→ **Selection**
————
And so at that point I was maybe six months away from finishing my degree, and it’s like, I’ve got to go see what that lady said about Ibsen and A Doll’s House. Surely it got better than this sludge that I’m working through with this college class. This is just terrible.
So I went back and I found Books You’ll Love, and by that point you had started The Mission Driven Mom and it was just getting going. So I found some of the information I was looking for about Ibsen, and then I told my husband, when I finish this degree, I really want to go and study with Audrey. I want to go to her online academy.
And he was much more supportive of me and was like, if that’s what you want to do, we can make that happen.
And I graduated in April of 2020 and I think I started with you in May of 2020 at the Mission Driven Mom. And that was a very eye opening experience because it was all those things I thought that I was going to get in my degree program, but it was not at the college, it was at your academy.
I was like, we’re reading great books, I feel really good about what I’m reading, I come away ennobled, these authors are being honored for the good work that they have done, or we are looking at the things that they have written that are not correct and we’re able to objectively see why they are wrong. But I am coming away a better person after having experienced these books.
And so that was, it’s a long story, but it took several years, and eventually I made my way back to MDM.
What Level One Gave Her
Audrey:
Yeah. So you were in it for the more intellectual piece, the academic, the reading. So with that expectation, did you feel disappointed that there were some children’s novels or that we vet the content so much and it’s just selections from different books? Or how did you feel about that?
Cadie:
No, actually in a lot of ways I appreciated it because I could see that you were trying to hone a skill. Like you were trying to give me a specific skill.
And when I went through level one, I’m not sure how things are now, but when I went through level one, things were much more self paced. And I had an accountability partner, the most amazing lady. I loved my accountability partner going through level one. She did me so many great services.
We would reach out to each other about once a month or once every two weeks and say, here’s our goal. We want to get through this much of the workbook. At the time there was a workbook that we had. So we want to get through this much of the workbook and the readings, and then we’re going to call each other and see how it went.
And the two of us together, you had a celebration coming up that fall, and we wanted to finish before the celebration so that we could come.
Audrey:
That is pretty fast.
Cadie:
We went through it pretty fast. I want to say it was six months, somewhere in there. But I was so glad that we did because I felt like we were laser focused on, this is the skill that we’re trying to learn. These are the principles that we’re learning. This is how we’re implementing them.
And it was a great blessing. And I think part of that came because I had just come out of my degree where I was used to having some deadlines, and I had already worked my schedule out with my family. That helped me be able to accomplish that goal so quickly.
Audrey:
Yeah. So what are a couple of your takeaways from level one?
Cadie:
You had created a card, there was a card that you had given out at one of the celebrations, but you had also created the 12 characteristics of a true principle. And that has stuck with me. I used that often. I used it very regularly, especially at that time. I still pull it out and use it and look at it to try to figure out, is this thing that I’m studying right now, is this a true principle?
The main characteristic that has stuck with me is the win win. Is the thing that I’m doing right now creating a win win situation for everyone? If it’s not a win for everybody, then it’s not done yet. I have to keep working until everybody has won and feels good about it.
————
→ **Task requirements**
Turn the paragraph of the interview that begins "We would reach out to each other" into a brief bulleted list that keeps its main facts. None of the material matters for this.
————
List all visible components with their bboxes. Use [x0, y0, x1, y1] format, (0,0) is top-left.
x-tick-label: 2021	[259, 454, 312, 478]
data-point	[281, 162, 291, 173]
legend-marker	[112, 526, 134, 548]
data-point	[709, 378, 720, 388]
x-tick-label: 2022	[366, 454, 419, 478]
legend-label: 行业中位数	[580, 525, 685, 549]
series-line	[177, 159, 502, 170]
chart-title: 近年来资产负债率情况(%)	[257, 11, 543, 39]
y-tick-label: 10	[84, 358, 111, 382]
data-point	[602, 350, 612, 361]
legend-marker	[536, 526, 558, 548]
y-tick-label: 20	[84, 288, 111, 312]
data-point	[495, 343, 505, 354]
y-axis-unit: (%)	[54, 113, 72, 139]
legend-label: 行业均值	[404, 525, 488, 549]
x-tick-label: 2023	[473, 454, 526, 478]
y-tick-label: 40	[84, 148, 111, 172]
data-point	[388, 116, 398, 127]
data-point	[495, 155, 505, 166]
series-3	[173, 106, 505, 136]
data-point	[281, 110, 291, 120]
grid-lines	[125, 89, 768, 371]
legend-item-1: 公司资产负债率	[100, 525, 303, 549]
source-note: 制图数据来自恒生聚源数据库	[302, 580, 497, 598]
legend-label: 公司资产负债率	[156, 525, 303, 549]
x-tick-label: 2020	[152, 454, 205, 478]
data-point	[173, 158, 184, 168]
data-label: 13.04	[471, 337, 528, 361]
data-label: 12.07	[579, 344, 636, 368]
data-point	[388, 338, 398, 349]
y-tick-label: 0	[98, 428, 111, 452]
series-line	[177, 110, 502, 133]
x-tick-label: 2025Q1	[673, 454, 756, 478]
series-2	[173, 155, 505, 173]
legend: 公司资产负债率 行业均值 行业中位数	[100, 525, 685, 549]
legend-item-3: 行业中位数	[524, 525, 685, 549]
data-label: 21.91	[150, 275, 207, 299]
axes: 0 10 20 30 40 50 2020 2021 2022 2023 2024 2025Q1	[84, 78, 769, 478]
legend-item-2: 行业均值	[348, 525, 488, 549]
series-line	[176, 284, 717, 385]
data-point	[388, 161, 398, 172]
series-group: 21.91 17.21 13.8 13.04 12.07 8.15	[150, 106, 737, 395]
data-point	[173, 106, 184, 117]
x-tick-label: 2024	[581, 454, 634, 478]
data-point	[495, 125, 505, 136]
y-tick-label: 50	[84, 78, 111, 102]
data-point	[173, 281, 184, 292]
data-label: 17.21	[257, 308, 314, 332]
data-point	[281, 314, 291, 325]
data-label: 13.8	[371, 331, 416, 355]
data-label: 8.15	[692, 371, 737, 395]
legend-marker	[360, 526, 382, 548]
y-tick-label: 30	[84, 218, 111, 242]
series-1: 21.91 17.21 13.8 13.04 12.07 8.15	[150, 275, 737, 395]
————
→ **Solved problem**
- The two partners contacted each other about once a month or once every two weeks.
- Each time, they set a goal for how much of the workbook and readings to get through.
- There was a workbook at the time.
- Afterward, they called each other to see how it went.